>> Start DATASET CONTENT
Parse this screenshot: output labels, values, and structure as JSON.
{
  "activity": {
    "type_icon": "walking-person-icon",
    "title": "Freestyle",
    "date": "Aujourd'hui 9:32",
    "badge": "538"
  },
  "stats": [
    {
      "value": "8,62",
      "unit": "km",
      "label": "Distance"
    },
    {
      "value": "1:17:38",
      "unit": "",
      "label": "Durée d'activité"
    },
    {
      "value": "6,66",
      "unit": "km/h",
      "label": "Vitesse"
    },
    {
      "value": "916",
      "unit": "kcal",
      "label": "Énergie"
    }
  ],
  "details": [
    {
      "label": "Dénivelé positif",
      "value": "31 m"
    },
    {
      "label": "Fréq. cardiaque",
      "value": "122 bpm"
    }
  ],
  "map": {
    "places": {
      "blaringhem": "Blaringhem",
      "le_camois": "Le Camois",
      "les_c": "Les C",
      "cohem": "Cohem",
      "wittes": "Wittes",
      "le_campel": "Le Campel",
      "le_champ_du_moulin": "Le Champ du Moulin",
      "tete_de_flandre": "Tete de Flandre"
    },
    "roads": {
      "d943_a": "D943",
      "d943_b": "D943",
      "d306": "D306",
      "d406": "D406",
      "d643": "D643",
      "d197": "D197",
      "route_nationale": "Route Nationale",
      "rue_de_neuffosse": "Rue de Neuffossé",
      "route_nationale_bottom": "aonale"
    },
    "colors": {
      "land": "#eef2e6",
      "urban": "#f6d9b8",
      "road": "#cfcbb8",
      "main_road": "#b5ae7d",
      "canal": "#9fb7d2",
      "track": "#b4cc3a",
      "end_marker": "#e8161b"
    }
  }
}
>> End DATASET CONTENT
WHAT TO DO:
Word for word, quote all of the data above.

THE SOLUTION:
Parse this screenshot: output labels, values, and structure as JSON.
{
  "activity": {
    "type_icon": "walking-person-icon",
    "title": "Freestyle",
    "date": "Aujourd'hui 9:32",
    "badge": "538"
  },
  "stats": [
    {
      "value": "8,62",
      "unit": "km",
      "label": "Distance"
    },
    {
      "value": "1:17:38",
      "unit": "",
      "label": "Durée d'activité"
    },
    {
      "value": "6,66",
      "unit": "km/h",
      "label": "Vitesse"
    },
    {
      "value": "916",
      "unit": "kcal",
      "label": "Énergie"
    }
  ],
  "details": [
    {
      "label": "Dénivelé positif",
      "value": "31 m"
    },
    {
      "label": "Fréq. cardiaque",
      "value": "122 bpm"
    }
  ],
  "map": {
    "places": {
      "blaringhem": "Blaringhem",
      "le_camois": "Le Camois",
      "les_c": "Les C",
      "cohem": "Cohem",
      "wittes": "Wittes",
      "le_campel": "Le Campel",
      "le_champ_du_moulin": "Le Champ du Moulin",
      "tete_de_flandre": "Tete de Flandre"
    },
    "roads": {
      "d943_a": "D943",
      "d943_b": "D943",
      "d306": "D306",
      "d406": "D406",
      "d643": "D643",
      "d197": "D197",
      "route_nationale": "Route Nationale",
      "rue_de_neuffosse": "Rue de Neuffossé",
      "route_nationale_bottom": "aonale"
    },
    "colors": {
      "land": "#eef2e6",
      "urban": "#f6d9b8",
      "road": "#cfcbb8",
      "main_road": "#b5ae7d",
      "canal": "#9fb7d2",
      "track": "#b4cc3a",
      "end_marker": "#e8161b"
    }
  }
}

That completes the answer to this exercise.